Exercise requirements => Write out each line in which the string "color" is present.
>> begin
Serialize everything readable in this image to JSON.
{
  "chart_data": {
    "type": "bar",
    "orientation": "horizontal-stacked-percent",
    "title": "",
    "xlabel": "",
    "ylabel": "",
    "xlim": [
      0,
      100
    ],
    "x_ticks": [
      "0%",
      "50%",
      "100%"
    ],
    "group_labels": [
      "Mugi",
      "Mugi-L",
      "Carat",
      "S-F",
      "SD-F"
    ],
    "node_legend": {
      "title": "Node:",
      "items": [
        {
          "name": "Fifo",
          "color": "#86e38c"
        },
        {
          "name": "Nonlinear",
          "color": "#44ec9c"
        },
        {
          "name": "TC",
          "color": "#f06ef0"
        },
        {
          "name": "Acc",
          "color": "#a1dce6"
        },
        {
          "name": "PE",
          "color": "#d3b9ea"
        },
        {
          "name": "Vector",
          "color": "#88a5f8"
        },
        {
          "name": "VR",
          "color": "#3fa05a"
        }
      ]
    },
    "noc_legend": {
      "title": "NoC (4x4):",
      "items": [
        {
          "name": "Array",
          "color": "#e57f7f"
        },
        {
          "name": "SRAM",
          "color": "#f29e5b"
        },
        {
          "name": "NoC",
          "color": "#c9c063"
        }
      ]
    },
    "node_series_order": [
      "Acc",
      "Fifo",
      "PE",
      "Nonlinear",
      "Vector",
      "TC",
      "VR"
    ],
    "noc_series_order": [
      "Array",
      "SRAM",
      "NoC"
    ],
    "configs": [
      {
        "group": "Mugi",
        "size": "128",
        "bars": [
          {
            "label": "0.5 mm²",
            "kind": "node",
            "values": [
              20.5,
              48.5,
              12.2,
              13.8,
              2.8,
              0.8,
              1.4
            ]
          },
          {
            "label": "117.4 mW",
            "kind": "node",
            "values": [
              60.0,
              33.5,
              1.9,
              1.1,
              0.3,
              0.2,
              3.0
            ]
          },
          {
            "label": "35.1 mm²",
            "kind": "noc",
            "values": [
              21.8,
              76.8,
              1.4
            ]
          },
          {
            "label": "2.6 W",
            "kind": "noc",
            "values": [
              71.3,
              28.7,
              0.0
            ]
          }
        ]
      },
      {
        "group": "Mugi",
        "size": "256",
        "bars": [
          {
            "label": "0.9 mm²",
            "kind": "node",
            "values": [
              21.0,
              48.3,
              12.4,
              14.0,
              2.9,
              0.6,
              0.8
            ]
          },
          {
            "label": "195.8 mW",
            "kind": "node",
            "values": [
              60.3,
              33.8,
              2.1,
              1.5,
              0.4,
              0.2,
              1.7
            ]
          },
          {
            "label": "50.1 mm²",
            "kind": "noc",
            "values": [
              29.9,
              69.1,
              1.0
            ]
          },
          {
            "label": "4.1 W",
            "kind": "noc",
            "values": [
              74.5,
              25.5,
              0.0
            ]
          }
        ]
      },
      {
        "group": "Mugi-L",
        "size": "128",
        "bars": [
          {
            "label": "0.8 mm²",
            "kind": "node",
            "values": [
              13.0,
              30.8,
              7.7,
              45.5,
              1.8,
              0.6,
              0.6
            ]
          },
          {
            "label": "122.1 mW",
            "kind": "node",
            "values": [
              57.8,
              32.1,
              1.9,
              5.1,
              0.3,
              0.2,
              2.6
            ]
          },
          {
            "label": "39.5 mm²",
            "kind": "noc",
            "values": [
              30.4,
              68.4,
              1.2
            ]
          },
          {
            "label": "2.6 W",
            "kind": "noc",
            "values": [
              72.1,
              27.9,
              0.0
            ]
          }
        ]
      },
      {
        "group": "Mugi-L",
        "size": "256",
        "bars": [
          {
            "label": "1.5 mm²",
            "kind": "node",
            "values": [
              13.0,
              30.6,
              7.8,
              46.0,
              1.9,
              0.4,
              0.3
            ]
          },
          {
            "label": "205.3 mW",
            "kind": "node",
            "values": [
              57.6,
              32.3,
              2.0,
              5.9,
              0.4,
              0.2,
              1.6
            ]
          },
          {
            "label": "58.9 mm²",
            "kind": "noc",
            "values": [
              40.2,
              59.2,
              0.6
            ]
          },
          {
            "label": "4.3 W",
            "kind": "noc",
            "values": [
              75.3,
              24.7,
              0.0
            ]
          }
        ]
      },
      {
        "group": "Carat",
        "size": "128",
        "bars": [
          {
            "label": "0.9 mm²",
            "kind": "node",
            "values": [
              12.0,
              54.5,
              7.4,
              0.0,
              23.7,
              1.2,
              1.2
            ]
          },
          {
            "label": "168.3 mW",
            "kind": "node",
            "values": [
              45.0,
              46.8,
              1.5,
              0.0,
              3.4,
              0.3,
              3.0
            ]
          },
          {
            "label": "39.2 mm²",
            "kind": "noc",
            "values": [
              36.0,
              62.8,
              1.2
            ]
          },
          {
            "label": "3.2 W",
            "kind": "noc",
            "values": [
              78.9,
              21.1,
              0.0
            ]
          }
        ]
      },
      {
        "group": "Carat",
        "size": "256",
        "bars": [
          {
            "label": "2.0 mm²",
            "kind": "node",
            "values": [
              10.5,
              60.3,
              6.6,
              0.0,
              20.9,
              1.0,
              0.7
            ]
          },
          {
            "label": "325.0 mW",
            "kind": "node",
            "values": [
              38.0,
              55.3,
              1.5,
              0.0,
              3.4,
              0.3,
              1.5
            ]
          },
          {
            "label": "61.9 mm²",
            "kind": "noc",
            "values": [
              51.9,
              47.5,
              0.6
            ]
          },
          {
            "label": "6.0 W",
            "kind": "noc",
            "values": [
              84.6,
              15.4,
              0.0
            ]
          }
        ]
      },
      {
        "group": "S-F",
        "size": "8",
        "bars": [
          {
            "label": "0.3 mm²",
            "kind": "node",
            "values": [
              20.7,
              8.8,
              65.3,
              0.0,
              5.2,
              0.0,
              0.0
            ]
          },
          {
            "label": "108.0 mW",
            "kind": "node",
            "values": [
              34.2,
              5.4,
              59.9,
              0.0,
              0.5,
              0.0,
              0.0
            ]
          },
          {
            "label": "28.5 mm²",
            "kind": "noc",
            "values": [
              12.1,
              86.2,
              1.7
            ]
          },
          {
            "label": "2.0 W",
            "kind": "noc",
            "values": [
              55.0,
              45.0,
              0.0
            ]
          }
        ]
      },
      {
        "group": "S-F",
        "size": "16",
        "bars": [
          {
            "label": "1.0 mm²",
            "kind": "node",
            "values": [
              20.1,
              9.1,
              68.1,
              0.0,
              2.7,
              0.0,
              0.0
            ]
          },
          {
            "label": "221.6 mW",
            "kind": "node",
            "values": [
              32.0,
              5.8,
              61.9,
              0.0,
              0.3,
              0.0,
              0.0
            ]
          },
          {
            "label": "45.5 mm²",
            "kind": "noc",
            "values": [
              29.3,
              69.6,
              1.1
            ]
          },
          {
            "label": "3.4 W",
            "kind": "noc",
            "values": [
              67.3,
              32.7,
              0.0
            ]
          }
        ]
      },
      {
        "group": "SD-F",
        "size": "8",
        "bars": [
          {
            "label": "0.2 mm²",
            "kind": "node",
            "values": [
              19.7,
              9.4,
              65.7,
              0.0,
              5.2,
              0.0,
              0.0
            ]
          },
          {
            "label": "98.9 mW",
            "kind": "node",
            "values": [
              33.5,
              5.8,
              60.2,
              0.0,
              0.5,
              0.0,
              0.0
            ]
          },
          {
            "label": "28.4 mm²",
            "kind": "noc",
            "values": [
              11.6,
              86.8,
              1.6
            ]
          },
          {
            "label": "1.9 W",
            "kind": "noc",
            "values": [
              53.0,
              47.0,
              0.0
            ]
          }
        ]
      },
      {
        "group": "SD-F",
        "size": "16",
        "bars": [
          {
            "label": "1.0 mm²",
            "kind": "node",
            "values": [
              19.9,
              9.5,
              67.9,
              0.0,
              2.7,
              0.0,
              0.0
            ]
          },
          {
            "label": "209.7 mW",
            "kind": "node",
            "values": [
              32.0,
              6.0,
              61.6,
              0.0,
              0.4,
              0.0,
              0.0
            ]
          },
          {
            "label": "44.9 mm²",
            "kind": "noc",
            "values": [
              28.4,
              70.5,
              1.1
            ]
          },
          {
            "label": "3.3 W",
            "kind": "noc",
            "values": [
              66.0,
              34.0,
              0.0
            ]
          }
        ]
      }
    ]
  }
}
>> end
Result of the task =>
          "color": "#86e38c"
          "color": "#44ec9c"
          "color": "#f06ef0"
          "color": "#a1dce6"
          "color": "#d3b9ea"
          "color": "#88a5f8"
          "color": "#3fa05a"
          "color": "#e57f7f"
          "color": "#f29e5b"
          "color": "#c9c063"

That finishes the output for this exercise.